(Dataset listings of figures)

----------

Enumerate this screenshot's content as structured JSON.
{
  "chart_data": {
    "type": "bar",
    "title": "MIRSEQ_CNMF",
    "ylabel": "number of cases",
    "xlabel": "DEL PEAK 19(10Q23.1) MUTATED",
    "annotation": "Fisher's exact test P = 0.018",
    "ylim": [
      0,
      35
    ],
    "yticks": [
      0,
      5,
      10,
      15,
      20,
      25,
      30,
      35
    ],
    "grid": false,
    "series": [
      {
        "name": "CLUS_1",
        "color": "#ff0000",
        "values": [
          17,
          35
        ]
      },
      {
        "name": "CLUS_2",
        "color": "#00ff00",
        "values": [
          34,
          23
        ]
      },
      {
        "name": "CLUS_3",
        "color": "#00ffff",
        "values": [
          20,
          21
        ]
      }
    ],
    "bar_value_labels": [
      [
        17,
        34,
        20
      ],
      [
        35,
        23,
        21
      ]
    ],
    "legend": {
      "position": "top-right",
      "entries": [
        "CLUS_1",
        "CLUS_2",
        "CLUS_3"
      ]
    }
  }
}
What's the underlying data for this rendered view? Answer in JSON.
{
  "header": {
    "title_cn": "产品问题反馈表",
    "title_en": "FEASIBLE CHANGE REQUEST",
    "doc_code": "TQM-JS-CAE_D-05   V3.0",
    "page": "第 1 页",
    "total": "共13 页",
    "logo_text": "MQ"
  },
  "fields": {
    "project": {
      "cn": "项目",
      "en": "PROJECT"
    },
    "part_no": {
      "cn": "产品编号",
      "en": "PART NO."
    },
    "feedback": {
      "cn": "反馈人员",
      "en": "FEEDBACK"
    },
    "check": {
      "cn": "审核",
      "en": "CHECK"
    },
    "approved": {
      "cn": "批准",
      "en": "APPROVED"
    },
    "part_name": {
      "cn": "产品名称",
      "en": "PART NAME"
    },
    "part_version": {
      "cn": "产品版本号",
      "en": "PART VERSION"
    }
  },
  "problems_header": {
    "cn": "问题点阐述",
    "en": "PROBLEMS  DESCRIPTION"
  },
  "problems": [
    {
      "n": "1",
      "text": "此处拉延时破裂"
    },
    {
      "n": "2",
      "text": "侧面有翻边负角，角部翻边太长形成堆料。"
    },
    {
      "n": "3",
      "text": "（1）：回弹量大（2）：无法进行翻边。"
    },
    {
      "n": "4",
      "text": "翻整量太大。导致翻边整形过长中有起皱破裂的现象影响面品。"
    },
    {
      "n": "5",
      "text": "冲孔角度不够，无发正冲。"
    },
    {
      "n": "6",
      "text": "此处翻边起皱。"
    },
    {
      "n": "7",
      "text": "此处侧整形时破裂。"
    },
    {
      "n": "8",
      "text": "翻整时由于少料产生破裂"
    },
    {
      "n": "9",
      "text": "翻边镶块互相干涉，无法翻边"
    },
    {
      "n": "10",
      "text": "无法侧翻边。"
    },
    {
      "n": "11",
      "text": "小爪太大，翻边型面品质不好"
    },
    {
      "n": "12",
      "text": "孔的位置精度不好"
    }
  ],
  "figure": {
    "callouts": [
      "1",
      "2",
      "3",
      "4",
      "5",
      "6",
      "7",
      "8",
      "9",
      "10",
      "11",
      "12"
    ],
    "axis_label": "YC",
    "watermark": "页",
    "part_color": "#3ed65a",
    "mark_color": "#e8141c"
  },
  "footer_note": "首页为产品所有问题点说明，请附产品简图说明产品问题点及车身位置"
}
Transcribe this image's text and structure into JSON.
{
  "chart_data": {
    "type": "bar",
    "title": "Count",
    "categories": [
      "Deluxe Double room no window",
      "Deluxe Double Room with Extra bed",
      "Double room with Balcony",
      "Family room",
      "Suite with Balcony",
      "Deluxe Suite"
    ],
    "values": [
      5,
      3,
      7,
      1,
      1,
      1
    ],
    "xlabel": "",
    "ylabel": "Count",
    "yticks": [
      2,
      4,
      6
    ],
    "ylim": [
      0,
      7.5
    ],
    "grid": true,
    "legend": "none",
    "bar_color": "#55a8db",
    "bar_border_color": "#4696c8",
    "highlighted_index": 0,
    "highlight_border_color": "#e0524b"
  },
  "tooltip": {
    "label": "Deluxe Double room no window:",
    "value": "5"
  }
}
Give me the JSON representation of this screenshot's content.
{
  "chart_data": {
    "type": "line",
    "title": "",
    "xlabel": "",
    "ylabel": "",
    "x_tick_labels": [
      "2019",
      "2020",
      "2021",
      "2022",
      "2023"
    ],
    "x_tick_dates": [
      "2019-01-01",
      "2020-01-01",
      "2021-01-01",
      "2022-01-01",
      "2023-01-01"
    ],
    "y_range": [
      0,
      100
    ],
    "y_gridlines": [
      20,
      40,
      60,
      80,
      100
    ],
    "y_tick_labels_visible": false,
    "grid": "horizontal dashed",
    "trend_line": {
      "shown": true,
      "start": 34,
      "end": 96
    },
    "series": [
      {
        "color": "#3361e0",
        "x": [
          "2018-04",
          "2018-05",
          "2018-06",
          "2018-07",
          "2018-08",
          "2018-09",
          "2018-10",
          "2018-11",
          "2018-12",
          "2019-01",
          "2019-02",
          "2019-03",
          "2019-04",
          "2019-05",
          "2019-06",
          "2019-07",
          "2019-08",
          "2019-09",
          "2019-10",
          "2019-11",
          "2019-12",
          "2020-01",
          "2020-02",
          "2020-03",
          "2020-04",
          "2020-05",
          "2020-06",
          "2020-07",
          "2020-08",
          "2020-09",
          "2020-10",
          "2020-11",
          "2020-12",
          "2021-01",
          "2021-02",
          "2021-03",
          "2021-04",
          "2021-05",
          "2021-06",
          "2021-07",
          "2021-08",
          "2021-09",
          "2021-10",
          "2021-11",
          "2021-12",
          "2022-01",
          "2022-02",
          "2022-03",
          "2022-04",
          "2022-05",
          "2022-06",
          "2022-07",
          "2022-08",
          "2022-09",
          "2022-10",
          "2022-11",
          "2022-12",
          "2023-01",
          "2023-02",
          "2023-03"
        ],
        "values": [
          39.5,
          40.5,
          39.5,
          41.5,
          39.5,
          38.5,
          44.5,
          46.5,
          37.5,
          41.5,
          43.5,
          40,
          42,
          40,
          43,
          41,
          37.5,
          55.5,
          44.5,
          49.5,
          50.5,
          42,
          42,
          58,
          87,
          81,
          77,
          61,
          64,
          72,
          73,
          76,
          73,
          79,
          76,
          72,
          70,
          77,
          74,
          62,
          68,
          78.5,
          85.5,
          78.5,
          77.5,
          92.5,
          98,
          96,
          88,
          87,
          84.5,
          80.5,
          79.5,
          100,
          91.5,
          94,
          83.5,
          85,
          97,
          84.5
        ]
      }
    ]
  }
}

----------

TASK DETAILS: Return from the data every line that holds "content".

REPLY:
Enumerate this screenshot's content as structured JSON.
Give me the JSON representation of this screenshot's content.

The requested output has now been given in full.